**DIRECTIONS**. Repeat the records verbatim and leave the pictures out of your copy.

**EXERCISE MATERIALS**.

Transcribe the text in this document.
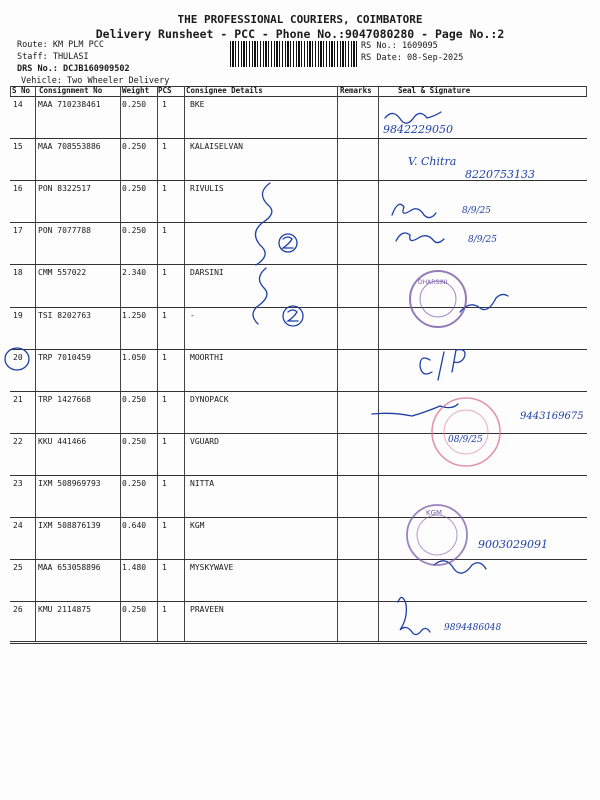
THE PROFESSIONAL COURIERS, COIMBATORE
Delivery Runsheet - PCC - Phone No.:9047080280 - Page No.:2
Route: KM PLM PCC
Staff: THULASI
DRS No.: DCJB160909502
Vehicle: Two Wheeler Delivery
RS No.: 1609095
RS Date: 08-Sep-2025
S No Consignment No	Weight PCS Consignee Details	Remarks	Seal & Signature
14 MAA 710238461	0.250 1	BKE
15 MAA 708553886	0.250 1	KALAISELVAN
16 PON 8322517	0.250 1	RIVULIS
17 PON 7077788	0.250 1
18 CMM 557022	2.340 1	DARSINI
19 TSI 8202763	1.250 1	-
20 TRP 7010459	1.050 1	MOORTHI
21 TRP 1427668	0.250 1	DYNOPACK
22 KKU 441466	0.250 1	VGUARD
23 IXM 508969793	0.250 1	NITTA
24 IXM 508876139	0.640 1	KGM
25 MAA 653058896	1.480 1	MYSKYWAVE
26 KMU 2114875	0.250 1	PRAVEEN
9842229050
V. Chitra
8220753133
8/9/25
8/9/25
9443169675
08/9/25
9003029091
9894486048
DHARSINI
KGM
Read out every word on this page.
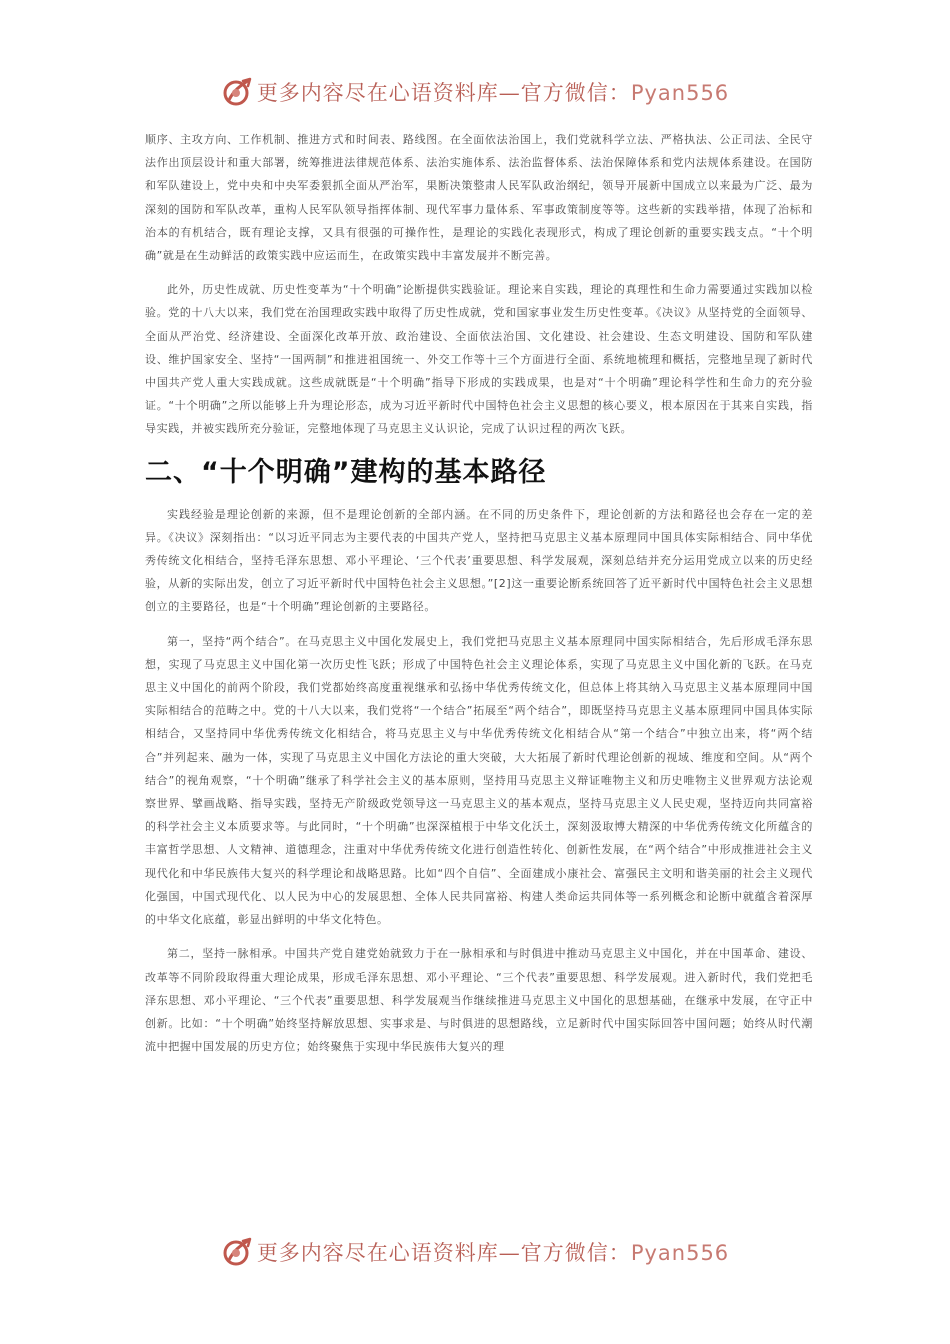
更多内容尽在心语资料库—官方微信：Pyan556

顺序、主攻方向、工作机制、推进方式和时间表、路线图。在全面依法治国上，我们党就科学立法、严格执法、公正司法、全民守法作出顶层设计和重大部署，统筹推进法律规范体系、法治实施体系、法治监督体系、法治保障体系和党内法规体系建设。在国防和军队建设上，党中央和中央军委狠抓全面从严治军，果断决策整肃人民军队政治纲纪，领导开展新中国成立以来最为广泛、最为深刻的国防和军队改革，重构人民军队领导指挥体制、现代军事力量体系、军事政策制度等等。这些新的实践举措，体现了治标和治本的有机结合，既有理论支撑，又具有很强的可操作性，是理论的实践化表现形式，构成了理论创新的重要实践支点。“十个明确”就是在生动鲜活的政策实践中应运而生，在政策实践中丰富发展并不断完善。

此外，历史性成就、历史性变革为“十个明确”论断提供实践验证。理论来自实践，理论的真理性和生命力需要通过实践加以检验。党的十八大以来，我们党在治国理政实践中取得了历史性成就，党和国家事业发生历史性变革。《决议》从坚持党的全面领导、全面从严治党、经济建设、全面深化改革开放、政治建设、全面依法治国、文化建设、社会建设、生态文明建设、国防和军队建设、维护国家安全、坚持“一国两制”和推进祖国统一、外交工作等十三个方面进行全面、系统地梳理和概括，完整地呈现了新时代中国共产党人重大实践成就。这些成就既是“十个明确”指导下形成的实践成果，也是对“十个明确”理论科学性和生命力的充分验证。“十个明确”之所以能够上升为理论形态，成为习近平新时代中国特色社会主义思想的核心要义，根本原因在于其来自实践，指导实践，并被实践所充分验证，完整地体现了马克思主义认识论，完成了认识过程的两次飞跃。

二、“十个明确”建构的基本路径

实践经验是理论创新的来源，但不是理论创新的全部内涵。在不同的历史条件下，理论创新的方法和路径也会存在一定的差异。《决议》深刻指出：“以习近平同志为主要代表的中国共产党人，坚持把马克思主义基本原理同中国具体实际相结合、同中华优秀传统文化相结合，坚持毛泽东思想、邓小平理论、‘三个代表’重要思想、科学发展观，深刻总结并充分运用党成立以来的历史经验，从新的实际出发，创立了习近平新时代中国特色社会主义思想。”[2]这一重要论断系统回答了近平新时代中国特色社会主义思想创立的主要路径，也是“十个明确”理论创新的主要路径。

第一，坚持“两个结合”。在马克思主义中国化发展史上，我们党把马克思主义基本原理同中国实际相结合，先后形成毛泽东思想，实现了马克思主义中国化第一次历史性飞跃；形成了中国特色社会主义理论体系，实现了马克思主义中国化新的飞跃。在马克思主义中国化的前两个阶段，我们党都始终高度重视继承和弘扬中华优秀传统文化，但总体上将其纳入马克思主义基本原理同中国实际相结合的范畴之中。党的十八大以来，我们党将“一个结合”拓展至“两个结合”，即既坚持马克思主义基本原理同中国具体实际相结合，又坚持同中华优秀传统文化相结合，将马克思主义与中华优秀传统文化相结合从“第一个结合”中独立出来，将“两个结合”并列起来、融为一体，实现了马克思主义中国化方法论的重大突破，大大拓展了新时代理论创新的视域、维度和空间。从“两个结合”的视角观察，“十个明确”继承了科学社会主义的基本原则，坚持用马克思主义辩证唯物主义和历史唯物主义世界观方法论观察世界、擘画战略、指导实践，坚持无产阶级政党领导这一马克思主义的基本观点，坚持马克思主义人民史观，坚持迈向共同富裕的科学社会主义本质要求等。与此同时，“十个明确”也深深植根于中华文化沃土，深刻汲取博大精深的中华优秀传统文化所蕴含的丰富哲学思想、人文精神、道德理念，注重对中华优秀传统文化进行创造性转化、创新性发展，在“两个结合”中形成推进社会主义现代化和中华民族伟大复兴的科学理论和战略思路。比如“四个自信”、全面建成小康社会、富强民主文明和谐美丽的社会主义现代化强国，中国式现代化、以人民为中心的发展思想、全体人民共同富裕、构建人类命运共同体等一系列概念和论断中就蕴含着深厚的中华文化底蕴，彰显出鲜明的中华文化特色。

第二，坚持一脉相承。中国共产党自建党始就致力于在一脉相承和与时俱进中推动马克思主义中国化，并在中国革命、建设、改革等不同阶段取得重大理论成果，形成毛泽东思想、邓小平理论、“三个代表”重要思想、科学发展观。进入新时代，我们党把毛泽东思想、邓小平理论、“三个代表”重要思想、科学发展观当作继续推进马克思主义中国化的思想基础，在继承中发展，在守正中创新。比如：“十个明确”始终坚持解放思想、实事求是、与时俱进的思想路线，立足新时代中国实际回答中国问题；始终从时代潮流中把握中国发展的历史方位；始终聚焦于实现中华民族伟大复兴的理

更多内容尽在心语资料库—官方微信：Pyan556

**SOLUTION FOR THIS PROBLEM**.
Transcribe the text in this document.
THE PROFESSIONAL COURIERS, COIMBATORE
Delivery Runsheet - PCC - Phone No.:9047080280 - Page No.:2
Route: KM PLM PCC
Staff: THULASI
DRS No.: DCJB160909502
Vehicle: Two Wheeler Delivery
RS No.: 1609095
RS Date: 08-Sep-2025
S No Consignment No	Weight PCS Consignee Details	Remarks	Seal & Signature
14 MAA 710238461	0.250 1	BKE
15 MAA 708553886	0.250 1	KALAISELVAN
16 PON 8322517	0.250 1	RIVULIS
17 PON 7077788	0.250 1
18 CMM 557022	2.340 1	DARSINI
19 TSI 8202763	1.250 1	-
20 TRP 7010459	1.050 1	MOORTHI
21 TRP 1427668	0.250 1	DYNOPACK
22 KKU 441466	0.250 1	VGUARD
23 IXM 508969793	0.250 1	NITTA
24 IXM 508876139	0.640 1	KGM
25 MAA 653058896	1.480 1	MYSKYWAVE
26 KMU 2114875	0.250 1	PRAVEEN
9842229050
V. Chitra
8220753133
8/9/25
8/9/25
9443169675
08/9/25
9003029091
9894486048
DHARSINI
KGM
Read out every word on this page.
更多内容尽在心语资料库—官方微信：Pyan556

顺序、主攻方向、工作机制、推进方式和时间表、路线图。在全面依法治国上，我们党就科学立法、严格执法、公正司法、全民守法作出顶层设计和重大部署，统筹推进法律规范体系、法治实施体系、法治监督体系、法治保障体系和党内法规体系建设。在国防和军队建设上，党中央和中央军委狠抓全面从严治军，果断决策整肃人民军队政治纲纪，领导开展新中国成立以来最为广泛、最为深刻的国防和军队改革，重构人民军队领导指挥体制、现代军事力量体系、军事政策制度等等。这些新的实践举措，体现了治标和治本的有机结合，既有理论支撑，又具有很强的可操作性，是理论的实践化表现形式，构成了理论创新的重要实践支点。“十个明确”就是在生动鲜活的政策实践中应运而生，在政策实践中丰富发展并不断完善。

此外，历史性成就、历史性变革为“十个明确”论断提供实践验证。理论来自实践，理论的真理性和生命力需要通过实践加以检验。党的十八大以来，我们党在治国理政实践中取得了历史性成就，党和国家事业发生历史性变革。《决议》从坚持党的全面领导、全面从严治党、经济建设、全面深化改革开放、政治建设、全面依法治国、文化建设、社会建设、生态文明建设、国防和军队建设、维护国家安全、坚持“一国两制”和推进祖国统一、外交工作等十三个方面进行全面、系统地梳理和概括，完整地呈现了新时代中国共产党人重大实践成就。这些成就既是“十个明确”指导下形成的实践成果，也是对“十个明确”理论科学性和生命力的充分验证。“十个明确”之所以能够上升为理论形态，成为习近平新时代中国特色社会主义思想的核心要义，根本原因在于其来自实践，指导实践，并被实践所充分验证，完整地体现了马克思主义认识论，完成了认识过程的两次飞跃。

二、“十个明确”建构的基本路径

实践经验是理论创新的来源，但不是理论创新的全部内涵。在不同的历史条件下，理论创新的方法和路径也会存在一定的差异。《决议》深刻指出：“以习近平同志为主要代表的中国共产党人，坚持把马克思主义基本原理同中国具体实际相结合、同中华优秀传统文化相结合，坚持毛泽东思想、邓小平理论、‘三个代表’重要思想、科学发展观，深刻总结并充分运用党成立以来的历史经验，从新的实际出发，创立了习近平新时代中国特色社会主义思想。”[2]这一重要论断系统回答了近平新时代中国特色社会主义思想创立的主要路径，也是“十个明确”理论创新的主要路径。

第一，坚持“两个结合”。在马克思主义中国化发展史上，我们党把马克思主义基本原理同中国实际相结合，先后形成毛泽东思想，实现了马克思主义中国化第一次历史性飞跃；形成了中国特色社会主义理论体系，实现了马克思主义中国化新的飞跃。在马克思主义中国化的前两个阶段，我们党都始终高度重视继承和弘扬中华优秀传统文化，但总体上将其纳入马克思主义基本原理同中国实际相结合的范畴之中。党的十八大以来，我们党将“一个结合”拓展至“两个结合”，即既坚持马克思主义基本原理同中国具体实际相结合，又坚持同中华优秀传统文化相结合，将马克思主义与中华优秀传统文化相结合从“第一个结合”中独立出来，将“两个结合”并列起来、融为一体，实现了马克思主义中国化方法论的重大突破，大大拓展了新时代理论创新的视域、维度和空间。从“两个结合”的视角观察，“十个明确”继承了科学社会主义的基本原则，坚持用马克思主义辩证唯物主义和历史唯物主义世界观方法论观察世界、擘画战略、指导实践，坚持无产阶级政党领导这一马克思主义的基本观点，坚持马克思主义人民史观，坚持迈向共同富裕的科学社会主义本质要求等。与此同时，“十个明确”也深深植根于中华文化沃土，深刻汲取博大精深的中华优秀传统文化所蕴含的丰富哲学思想、人文精神、道德理念，注重对中华优秀传统文化进行创造性转化、创新性发展，在“两个结合”中形成推进社会主义现代化和中华民族伟大复兴的科学理论和战略思路。比如“四个自信”、全面建成小康社会、富强民主文明和谐美丽的社会主义现代化强国，中国式现代化、以人民为中心的发展思想、全体人民共同富裕、构建人类命运共同体等一系列概念和论断中就蕴含着深厚的中华文化底蕴，彰显出鲜明的中华文化特色。

第二，坚持一脉相承。中国共产党自建党始就致力于在一脉相承和与时俱进中推动马克思主义中国化，并在中国革命、建设、改革等不同阶段取得重大理论成果，形成毛泽东思想、邓小平理论、“三个代表”重要思想、科学发展观。进入新时代，我们党把毛泽东思想、邓小平理论、“三个代表”重要思想、科学发展观当作继续推进马克思主义中国化的思想基础，在继承中发展，在守正中创新。比如：“十个明确”始终坚持解放思想、实事求是、与时俱进的思想路线，立足新时代中国实际回答中国问题；始终从时代潮流中把握中国发展的历史方位；始终聚焦于实现中华民族伟大复兴的理

更多内容尽在心语资料库—官方微信：Pyan556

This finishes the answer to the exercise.